***** Records supplied *****
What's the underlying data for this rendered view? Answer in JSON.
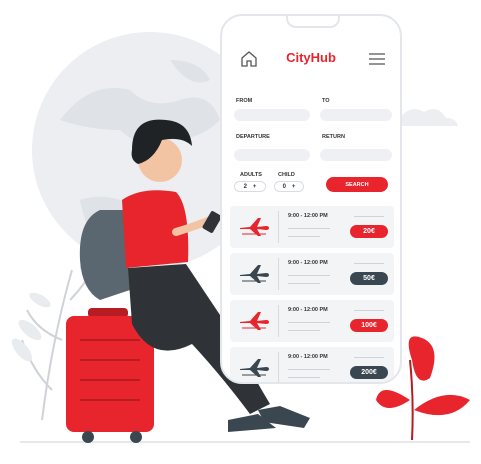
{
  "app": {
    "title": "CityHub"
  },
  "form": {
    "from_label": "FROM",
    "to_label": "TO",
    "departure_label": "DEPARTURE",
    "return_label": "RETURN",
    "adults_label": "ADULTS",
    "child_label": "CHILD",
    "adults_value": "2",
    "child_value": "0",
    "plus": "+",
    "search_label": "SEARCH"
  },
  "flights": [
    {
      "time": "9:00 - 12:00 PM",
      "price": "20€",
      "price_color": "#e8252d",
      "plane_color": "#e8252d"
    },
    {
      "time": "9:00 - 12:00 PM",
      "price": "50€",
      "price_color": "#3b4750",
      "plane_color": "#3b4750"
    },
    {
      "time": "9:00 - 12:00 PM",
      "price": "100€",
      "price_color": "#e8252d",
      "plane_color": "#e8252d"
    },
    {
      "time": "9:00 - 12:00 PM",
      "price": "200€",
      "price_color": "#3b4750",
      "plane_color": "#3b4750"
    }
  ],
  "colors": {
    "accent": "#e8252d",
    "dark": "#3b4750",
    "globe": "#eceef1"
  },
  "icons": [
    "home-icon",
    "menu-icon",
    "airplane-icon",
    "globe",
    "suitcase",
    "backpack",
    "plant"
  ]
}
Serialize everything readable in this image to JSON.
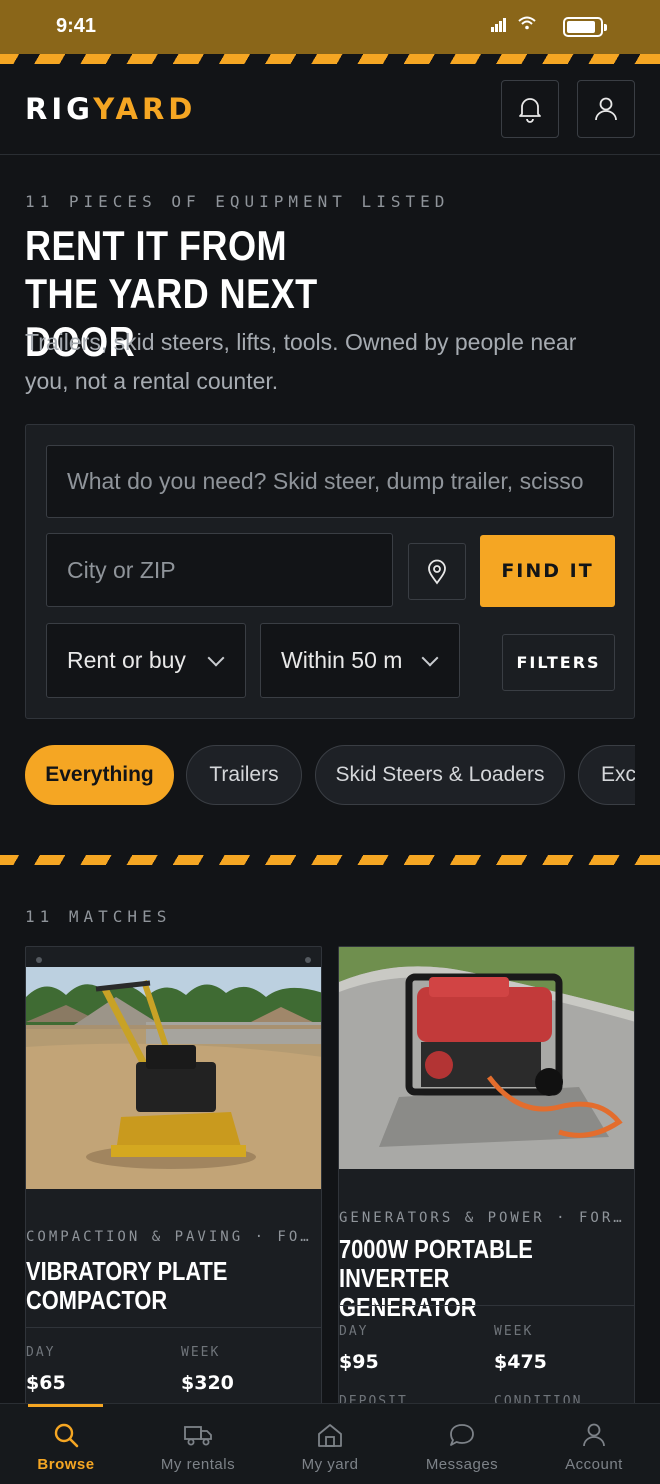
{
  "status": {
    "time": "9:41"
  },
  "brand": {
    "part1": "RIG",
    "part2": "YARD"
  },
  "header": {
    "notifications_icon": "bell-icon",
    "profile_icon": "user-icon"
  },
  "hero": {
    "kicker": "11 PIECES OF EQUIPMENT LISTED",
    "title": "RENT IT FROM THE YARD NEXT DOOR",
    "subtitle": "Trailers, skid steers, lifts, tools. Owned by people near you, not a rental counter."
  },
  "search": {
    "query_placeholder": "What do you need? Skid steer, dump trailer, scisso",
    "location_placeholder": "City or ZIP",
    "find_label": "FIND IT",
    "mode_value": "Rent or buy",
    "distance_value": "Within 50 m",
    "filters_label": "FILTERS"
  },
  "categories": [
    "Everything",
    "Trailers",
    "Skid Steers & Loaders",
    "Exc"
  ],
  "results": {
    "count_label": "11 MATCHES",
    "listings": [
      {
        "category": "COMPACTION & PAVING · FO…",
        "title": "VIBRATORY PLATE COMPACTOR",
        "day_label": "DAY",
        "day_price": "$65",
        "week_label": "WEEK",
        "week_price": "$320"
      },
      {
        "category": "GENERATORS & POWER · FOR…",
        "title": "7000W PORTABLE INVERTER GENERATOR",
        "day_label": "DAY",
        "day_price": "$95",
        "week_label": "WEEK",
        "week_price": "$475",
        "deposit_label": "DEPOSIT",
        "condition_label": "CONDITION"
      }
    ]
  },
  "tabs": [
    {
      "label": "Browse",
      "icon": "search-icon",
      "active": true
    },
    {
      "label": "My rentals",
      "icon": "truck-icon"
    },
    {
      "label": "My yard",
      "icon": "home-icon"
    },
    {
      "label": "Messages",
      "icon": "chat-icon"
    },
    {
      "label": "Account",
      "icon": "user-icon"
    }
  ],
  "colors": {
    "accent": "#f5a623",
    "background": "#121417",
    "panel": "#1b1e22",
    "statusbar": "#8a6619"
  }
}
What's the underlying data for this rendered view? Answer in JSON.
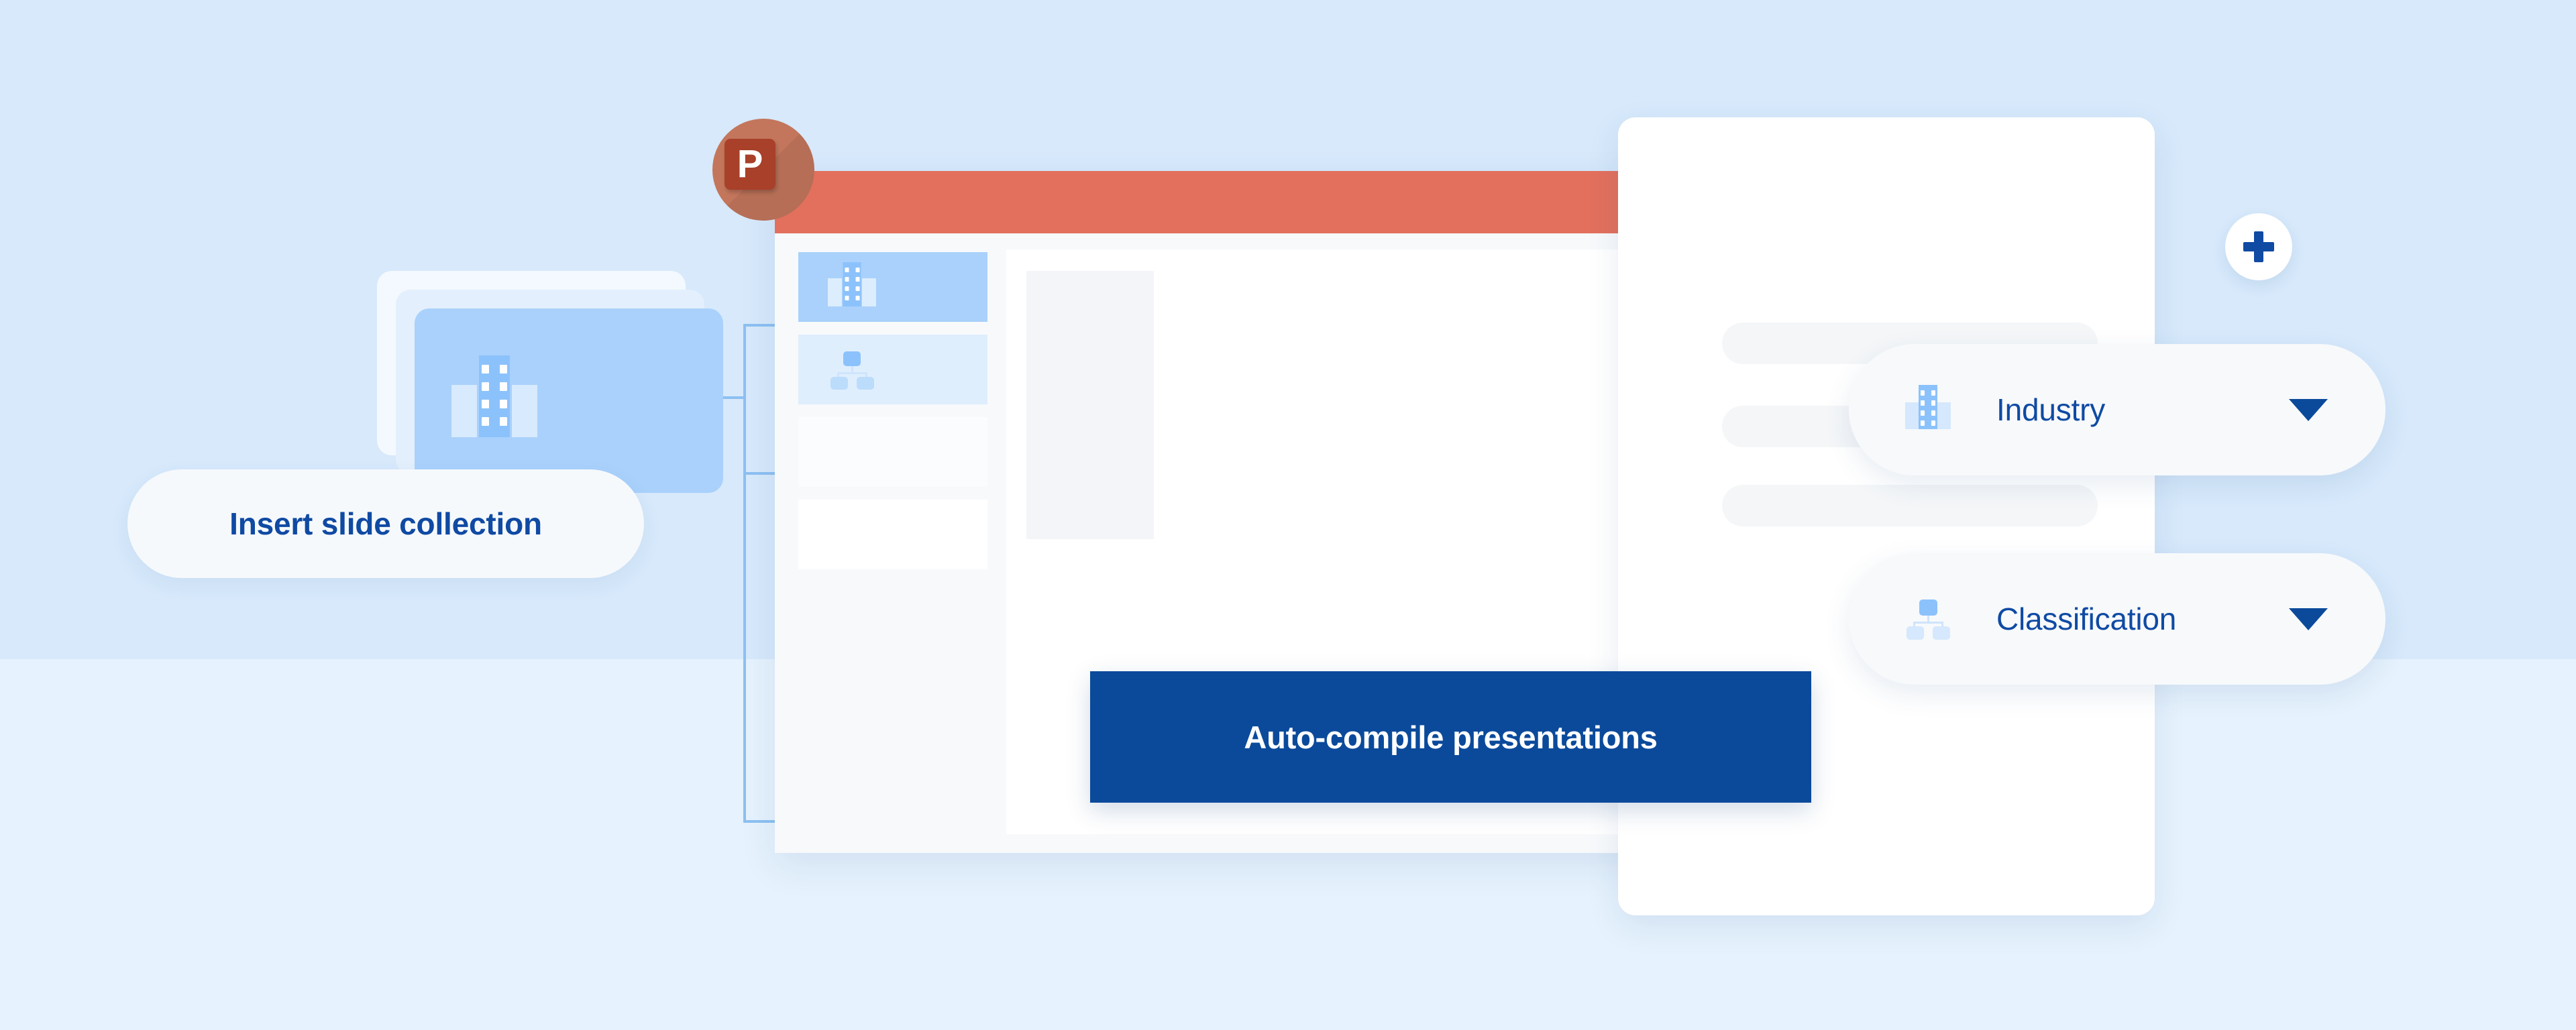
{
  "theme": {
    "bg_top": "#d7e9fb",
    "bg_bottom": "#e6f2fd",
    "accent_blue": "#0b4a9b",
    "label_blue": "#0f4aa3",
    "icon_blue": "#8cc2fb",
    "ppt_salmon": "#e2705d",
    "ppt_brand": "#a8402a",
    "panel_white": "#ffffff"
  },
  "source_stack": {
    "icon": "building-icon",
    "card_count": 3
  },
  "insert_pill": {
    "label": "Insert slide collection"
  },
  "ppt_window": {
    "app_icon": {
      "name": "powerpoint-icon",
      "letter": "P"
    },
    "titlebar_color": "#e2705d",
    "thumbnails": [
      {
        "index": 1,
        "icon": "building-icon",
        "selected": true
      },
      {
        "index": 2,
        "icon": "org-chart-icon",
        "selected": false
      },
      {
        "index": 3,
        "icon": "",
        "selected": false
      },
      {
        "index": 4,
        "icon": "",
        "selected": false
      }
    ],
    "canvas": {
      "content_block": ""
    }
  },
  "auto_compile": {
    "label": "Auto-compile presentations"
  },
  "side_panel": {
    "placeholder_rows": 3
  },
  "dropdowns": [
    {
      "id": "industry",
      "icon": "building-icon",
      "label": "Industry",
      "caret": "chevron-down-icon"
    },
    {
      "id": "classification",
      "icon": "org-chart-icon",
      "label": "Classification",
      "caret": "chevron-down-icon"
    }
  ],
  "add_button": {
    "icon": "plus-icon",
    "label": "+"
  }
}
*****
▶ Stated exercise
State only the number of lines in these entries that contain "user".

▶ Exercise result
2